=== Work required ===
In full and without deviation, write out the entries that follow.

=== Data for the task ===
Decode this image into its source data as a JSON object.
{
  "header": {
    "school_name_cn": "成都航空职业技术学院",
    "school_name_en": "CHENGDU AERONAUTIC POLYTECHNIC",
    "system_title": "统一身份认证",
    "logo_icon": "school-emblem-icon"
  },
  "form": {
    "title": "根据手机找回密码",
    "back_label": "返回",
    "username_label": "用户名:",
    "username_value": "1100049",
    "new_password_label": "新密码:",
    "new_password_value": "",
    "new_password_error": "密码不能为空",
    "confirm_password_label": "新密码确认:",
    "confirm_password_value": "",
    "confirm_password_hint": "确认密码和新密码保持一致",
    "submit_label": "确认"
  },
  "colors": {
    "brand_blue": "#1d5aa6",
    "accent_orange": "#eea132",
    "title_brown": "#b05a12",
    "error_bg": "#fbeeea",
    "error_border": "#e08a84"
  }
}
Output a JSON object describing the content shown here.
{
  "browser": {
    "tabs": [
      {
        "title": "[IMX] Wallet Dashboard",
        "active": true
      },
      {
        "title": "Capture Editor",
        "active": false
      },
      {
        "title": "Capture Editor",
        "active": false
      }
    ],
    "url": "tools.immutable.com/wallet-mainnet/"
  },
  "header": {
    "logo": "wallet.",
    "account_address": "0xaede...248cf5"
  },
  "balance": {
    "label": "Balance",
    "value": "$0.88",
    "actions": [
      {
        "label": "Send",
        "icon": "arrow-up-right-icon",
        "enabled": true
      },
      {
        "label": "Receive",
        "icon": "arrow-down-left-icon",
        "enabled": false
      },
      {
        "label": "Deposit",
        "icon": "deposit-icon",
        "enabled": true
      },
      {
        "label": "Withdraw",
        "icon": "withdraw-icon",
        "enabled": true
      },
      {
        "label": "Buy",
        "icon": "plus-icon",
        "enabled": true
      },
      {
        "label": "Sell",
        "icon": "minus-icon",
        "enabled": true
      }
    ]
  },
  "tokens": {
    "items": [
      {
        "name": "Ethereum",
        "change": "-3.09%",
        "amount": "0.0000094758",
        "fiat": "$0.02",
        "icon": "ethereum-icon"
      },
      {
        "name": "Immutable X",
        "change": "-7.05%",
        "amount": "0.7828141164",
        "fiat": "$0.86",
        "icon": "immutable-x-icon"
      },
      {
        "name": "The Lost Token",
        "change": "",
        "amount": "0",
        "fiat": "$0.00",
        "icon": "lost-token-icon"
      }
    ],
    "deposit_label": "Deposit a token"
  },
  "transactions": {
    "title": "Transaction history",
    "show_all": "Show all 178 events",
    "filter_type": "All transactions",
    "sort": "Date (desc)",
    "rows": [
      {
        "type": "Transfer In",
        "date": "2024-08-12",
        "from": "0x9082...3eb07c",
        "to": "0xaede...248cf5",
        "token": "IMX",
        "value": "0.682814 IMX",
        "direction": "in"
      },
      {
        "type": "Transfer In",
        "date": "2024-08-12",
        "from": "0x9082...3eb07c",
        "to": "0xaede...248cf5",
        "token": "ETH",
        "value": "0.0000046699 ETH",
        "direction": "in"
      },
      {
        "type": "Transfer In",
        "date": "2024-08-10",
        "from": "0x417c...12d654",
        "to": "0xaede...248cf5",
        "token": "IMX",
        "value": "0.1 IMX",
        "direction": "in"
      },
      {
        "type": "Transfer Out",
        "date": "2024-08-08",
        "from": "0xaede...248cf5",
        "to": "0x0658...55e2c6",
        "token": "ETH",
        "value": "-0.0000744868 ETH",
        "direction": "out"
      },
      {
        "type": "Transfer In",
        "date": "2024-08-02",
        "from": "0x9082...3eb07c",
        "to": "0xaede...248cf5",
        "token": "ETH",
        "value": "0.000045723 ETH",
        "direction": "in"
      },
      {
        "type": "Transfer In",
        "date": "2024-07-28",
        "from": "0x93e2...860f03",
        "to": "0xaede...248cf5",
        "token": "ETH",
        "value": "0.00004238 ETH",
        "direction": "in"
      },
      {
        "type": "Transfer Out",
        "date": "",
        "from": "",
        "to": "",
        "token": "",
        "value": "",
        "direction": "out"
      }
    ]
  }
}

=== Answer in full ===
Decode this image into its source data as a JSON object.
{
  "header": {
    "school_name_cn": "成都航空职业技术学院",
    "school_name_en": "CHENGDU AERONAUTIC POLYTECHNIC",
    "system_title": "统一身份认证",
    "logo_icon": "school-emblem-icon"
  },
  "form": {
    "title": "根据手机找回密码",
    "back_label": "返回",
    "username_label": "用户名:",
    "username_value": "1100049",
    "new_password_label": "新密码:",
    "new_password_value": "",
    "new_password_error": "密码不能为空",
    "confirm_password_label": "新密码确认:",
    "confirm_password_value": "",
    "confirm_password_hint": "确认密码和新密码保持一致",
    "submit_label": "确认"
  },
  "colors": {
    "brand_blue": "#1d5aa6",
    "accent_orange": "#eea132",
    "title_brown": "#b05a12",
    "error_bg": "#fbeeea",
    "error_border": "#e08a84"
  }
}
Output a JSON object describing the content shown here.
{
  "browser": {
    "tabs": [
      {
        "title": "[IMX] Wallet Dashboard",
        "active": true
      },
      {
        "title": "Capture Editor",
        "active": false
      },
      {
        "title": "Capture Editor",
        "active": false
      }
    ],
    "url": "tools.immutable.com/wallet-mainnet/"
  },
  "header": {
    "logo": "wallet.",
    "account_address": "0xaede...248cf5"
  },
  "balance": {
    "label": "Balance",
    "value": "$0.88",
    "actions": [
      {
        "label": "Send",
        "icon": "arrow-up-right-icon",
        "enabled": true
      },
      {
        "label": "Receive",
        "icon": "arrow-down-left-icon",
        "enabled": false
      },
      {
        "label": "Deposit",
        "icon": "deposit-icon",
        "enabled": true
      },
      {
        "label": "Withdraw",
        "icon": "withdraw-icon",
        "enabled": true
      },
      {
        "label": "Buy",
        "icon": "plus-icon",
        "enabled": true
      },
      {
        "label": "Sell",
        "icon": "minus-icon",
        "enabled": true
      }
    ]
  },
  "tokens": {
    "items": [
      {
        "name": "Ethereum",
        "change": "-3.09%",
        "amount": "0.0000094758",
        "fiat": "$0.02",
        "icon": "ethereum-icon"
      },
      {
        "name": "Immutable X",
        "change": "-7.05%",
        "amount": "0.7828141164",
        "fiat": "$0.86",
        "icon": "immutable-x-icon"
      },
      {
        "name": "The Lost Token",
        "change": "",
        "amount": "0",
        "fiat": "$0.00",
        "icon": "lost-token-icon"
      }
    ],
    "deposit_label": "Deposit a token"
  },
  "transactions": {
    "title": "Transaction history",
    "show_all": "Show all 178 events",
    "filter_type": "All transactions",
    "sort": "Date (desc)",
    "rows": [
      {
        "type": "Transfer In",
        "date": "2024-08-12",
        "from": "0x9082...3eb07c",
        "to": "0xaede...248cf5",
        "token": "IMX",
        "value": "0.682814 IMX",
        "direction": "in"
      },
      {
        "type": "Transfer In",
        "date": "2024-08-12",
        "from": "0x9082...3eb07c",
        "to": "0xaede...248cf5",
        "token": "ETH",
        "value": "0.0000046699 ETH",
        "direction": "in"
      },
      {
        "type": "Transfer In",
        "date": "2024-08-10",
        "from": "0x417c...12d654",
        "to": "0xaede...248cf5",
        "token": "IMX",
        "value": "0.1 IMX",
        "direction": "in"
      },
      {
        "type": "Transfer Out",
        "date": "2024-08-08",
        "from": "0xaede...248cf5",
        "to": "0x0658...55e2c6",
        "token": "ETH",
        "value": "-0.0000744868 ETH",
        "direction": "out"
      },
      {
        "type": "Transfer In",
        "date": "2024-08-02",
        "from": "0x9082...3eb07c",
        "to": "0xaede...248cf5",
        "token": "ETH",
        "value": "0.000045723 ETH",
        "direction": "in"
      },
      {
        "type": "Transfer In",
        "date": "2024-07-28",
        "from": "0x93e2...860f03",
        "to": "0xaede...248cf5",
        "token": "ETH",
        "value": "0.00004238 ETH",
        "direction": "in"
      },
      {
        "type": "Transfer Out",
        "date": "",
        "from": "",
        "to": "",
        "token": "",
        "value": "",
        "direction": "out"
      }
    ]
  }
}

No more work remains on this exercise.